▶ **Written exercise**: Beneath this sentence is a set of records; write each of them out exactly.
[Start of Source data]
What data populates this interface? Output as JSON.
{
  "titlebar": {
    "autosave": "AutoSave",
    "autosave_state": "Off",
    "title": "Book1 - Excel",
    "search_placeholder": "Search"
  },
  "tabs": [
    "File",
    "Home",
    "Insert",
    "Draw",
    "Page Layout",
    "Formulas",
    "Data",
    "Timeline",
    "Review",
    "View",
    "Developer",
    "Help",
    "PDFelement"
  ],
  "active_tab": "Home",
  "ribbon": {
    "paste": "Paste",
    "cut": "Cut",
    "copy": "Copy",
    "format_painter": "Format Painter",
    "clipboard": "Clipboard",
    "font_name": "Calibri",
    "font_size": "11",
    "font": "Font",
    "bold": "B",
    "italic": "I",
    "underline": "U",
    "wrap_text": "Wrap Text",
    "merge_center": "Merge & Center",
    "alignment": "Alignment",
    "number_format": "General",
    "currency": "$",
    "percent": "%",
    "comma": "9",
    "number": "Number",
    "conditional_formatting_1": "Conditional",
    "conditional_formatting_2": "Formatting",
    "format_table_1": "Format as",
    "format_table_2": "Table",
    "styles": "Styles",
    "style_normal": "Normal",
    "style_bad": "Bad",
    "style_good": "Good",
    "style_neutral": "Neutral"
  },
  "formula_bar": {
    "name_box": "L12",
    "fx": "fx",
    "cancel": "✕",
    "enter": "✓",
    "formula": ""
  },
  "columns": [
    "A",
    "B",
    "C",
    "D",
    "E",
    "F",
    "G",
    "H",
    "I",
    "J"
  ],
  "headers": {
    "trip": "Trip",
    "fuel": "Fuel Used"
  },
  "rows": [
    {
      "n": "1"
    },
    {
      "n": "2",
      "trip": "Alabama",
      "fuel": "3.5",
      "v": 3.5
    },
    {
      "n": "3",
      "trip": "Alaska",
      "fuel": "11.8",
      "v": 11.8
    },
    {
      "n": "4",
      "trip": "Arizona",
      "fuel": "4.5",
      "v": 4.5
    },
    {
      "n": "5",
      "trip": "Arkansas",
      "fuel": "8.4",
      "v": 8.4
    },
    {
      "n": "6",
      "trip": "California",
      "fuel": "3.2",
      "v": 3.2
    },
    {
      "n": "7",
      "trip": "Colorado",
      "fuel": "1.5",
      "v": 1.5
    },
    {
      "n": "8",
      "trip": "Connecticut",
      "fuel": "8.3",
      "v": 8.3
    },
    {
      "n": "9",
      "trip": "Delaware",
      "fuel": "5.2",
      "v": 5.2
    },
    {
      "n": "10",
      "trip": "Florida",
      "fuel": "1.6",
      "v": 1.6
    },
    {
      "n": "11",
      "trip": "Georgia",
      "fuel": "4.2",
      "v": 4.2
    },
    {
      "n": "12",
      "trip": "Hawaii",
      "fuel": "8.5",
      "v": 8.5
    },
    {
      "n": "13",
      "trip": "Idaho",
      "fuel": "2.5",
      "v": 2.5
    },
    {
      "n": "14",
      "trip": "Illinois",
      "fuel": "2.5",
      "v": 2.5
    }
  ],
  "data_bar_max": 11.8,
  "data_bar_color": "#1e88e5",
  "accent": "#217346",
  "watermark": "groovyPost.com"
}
[End of Source data]
▶ **Exercise solution**:
What data populates this interface? Output as JSON.
{
  "titlebar": {
    "autosave": "AutoSave",
    "autosave_state": "Off",
    "title": "Book1 - Excel",
    "search_placeholder": "Search"
  },
  "tabs": [
    "File",
    "Home",
    "Insert",
    "Draw",
    "Page Layout",
    "Formulas",
    "Data",
    "Timeline",
    "Review",
    "View",
    "Developer",
    "Help",
    "PDFelement"
  ],
  "active_tab": "Home",
  "ribbon": {
    "paste": "Paste",
    "cut": "Cut",
    "copy": "Copy",
    "format_painter": "Format Painter",
    "clipboard": "Clipboard",
    "font_name": "Calibri",
    "font_size": "11",
    "font": "Font",
    "bold": "B",
    "italic": "I",
    "underline": "U",
    "wrap_text": "Wrap Text",
    "merge_center": "Merge & Center",
    "alignment": "Alignment",
    "number_format": "General",
    "currency": "$",
    "percent": "%",
    "comma": "9",
    "number": "Number",
    "conditional_formatting_1": "Conditional",
    "conditional_formatting_2": "Formatting",
    "format_table_1": "Format as",
    "format_table_2": "Table",
    "styles": "Styles",
    "style_normal": "Normal",
    "style_bad": "Bad",
    "style_good": "Good",
    "style_neutral": "Neutral"
  },
  "formula_bar": {
    "name_box": "L12",
    "fx": "fx",
    "cancel": "✕",
    "enter": "✓",
    "formula": ""
  },
  "columns": [
    "A",
    "B",
    "C",
    "D",
    "E",
    "F",
    "G",
    "H",
    "I",
    "J"
  ],
  "headers": {
    "trip": "Trip",
    "fuel": "Fuel Used"
  },
  "rows": [
    {
      "n": "1"
    },
    {
      "n": "2",
      "trip": "Alabama",
      "fuel": "3.5",
      "v": 3.5
    },
    {
      "n": "3",
      "trip": "Alaska",
      "fuel": "11.8",
      "v": 11.8
    },
    {
      "n": "4",
      "trip": "Arizona",
      "fuel": "4.5",
      "v": 4.5
    },
    {
      "n": "5",
      "trip": "Arkansas",
      "fuel": "8.4",
      "v": 8.4
    },
    {
      "n": "6",
      "trip": "California",
      "fuel": "3.2",
      "v": 3.2
    },
    {
      "n": "7",
      "trip": "Colorado",
      "fuel": "1.5",
      "v": 1.5
    },
    {
      "n": "8",
      "trip": "Connecticut",
      "fuel": "8.3",
      "v": 8.3
    },
    {
      "n": "9",
      "trip": "Delaware",
      "fuel": "5.2",
      "v": 5.2
    },
    {
      "n": "10",
      "trip": "Florida",
      "fuel": "1.6",
      "v": 1.6
    },
    {
      "n": "11",
      "trip": "Georgia",
      "fuel": "4.2",
      "v": 4.2
    },
    {
      "n": "12",
      "trip": "Hawaii",
      "fuel": "8.5",
      "v": 8.5
    },
    {
      "n": "13",
      "trip": "Idaho",
      "fuel": "2.5",
      "v": 2.5
    },
    {
      "n": "14",
      "trip": "Illinois",
      "fuel": "2.5",
      "v": 2.5
    }
  ],
  "data_bar_max": 11.8,
  "data_bar_color": "#1e88e5",
  "accent": "#217346",
  "watermark": "groovyPost.com"
}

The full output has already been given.